### Problem
Find each line holding the word "students" and give the number of such lines, nothing else.

### Input
————————

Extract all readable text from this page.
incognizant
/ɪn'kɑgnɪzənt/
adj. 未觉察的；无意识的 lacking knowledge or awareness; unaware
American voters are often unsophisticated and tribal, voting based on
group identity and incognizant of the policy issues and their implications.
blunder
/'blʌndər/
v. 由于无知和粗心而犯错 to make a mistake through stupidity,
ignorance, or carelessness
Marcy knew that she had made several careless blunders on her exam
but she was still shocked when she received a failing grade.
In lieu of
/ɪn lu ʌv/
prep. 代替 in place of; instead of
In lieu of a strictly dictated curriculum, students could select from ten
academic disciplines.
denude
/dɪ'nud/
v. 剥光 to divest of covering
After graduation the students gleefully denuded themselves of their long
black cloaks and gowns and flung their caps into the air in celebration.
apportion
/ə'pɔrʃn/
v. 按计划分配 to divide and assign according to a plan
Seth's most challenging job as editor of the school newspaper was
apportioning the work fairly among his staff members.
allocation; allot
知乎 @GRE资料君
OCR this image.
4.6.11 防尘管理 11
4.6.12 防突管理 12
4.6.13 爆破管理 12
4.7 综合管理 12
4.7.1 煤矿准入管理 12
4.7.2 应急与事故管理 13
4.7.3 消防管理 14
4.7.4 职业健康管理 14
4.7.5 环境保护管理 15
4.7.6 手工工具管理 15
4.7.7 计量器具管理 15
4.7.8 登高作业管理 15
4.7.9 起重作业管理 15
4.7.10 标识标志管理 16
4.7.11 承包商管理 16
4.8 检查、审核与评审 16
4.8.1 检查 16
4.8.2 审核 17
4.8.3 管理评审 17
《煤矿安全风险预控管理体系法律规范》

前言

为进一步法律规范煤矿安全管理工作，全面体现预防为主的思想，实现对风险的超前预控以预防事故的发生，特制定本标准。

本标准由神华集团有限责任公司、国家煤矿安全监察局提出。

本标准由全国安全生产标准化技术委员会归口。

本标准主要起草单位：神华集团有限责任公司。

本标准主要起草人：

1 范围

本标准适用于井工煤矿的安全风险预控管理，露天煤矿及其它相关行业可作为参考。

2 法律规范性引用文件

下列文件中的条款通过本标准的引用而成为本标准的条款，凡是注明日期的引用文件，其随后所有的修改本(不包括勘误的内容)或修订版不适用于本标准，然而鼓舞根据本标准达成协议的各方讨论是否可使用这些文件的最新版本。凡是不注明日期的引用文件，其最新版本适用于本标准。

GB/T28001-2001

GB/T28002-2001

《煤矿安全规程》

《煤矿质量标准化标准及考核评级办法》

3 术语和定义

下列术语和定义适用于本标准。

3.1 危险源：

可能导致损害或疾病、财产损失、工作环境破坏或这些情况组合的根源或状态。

————————

### Task solution
2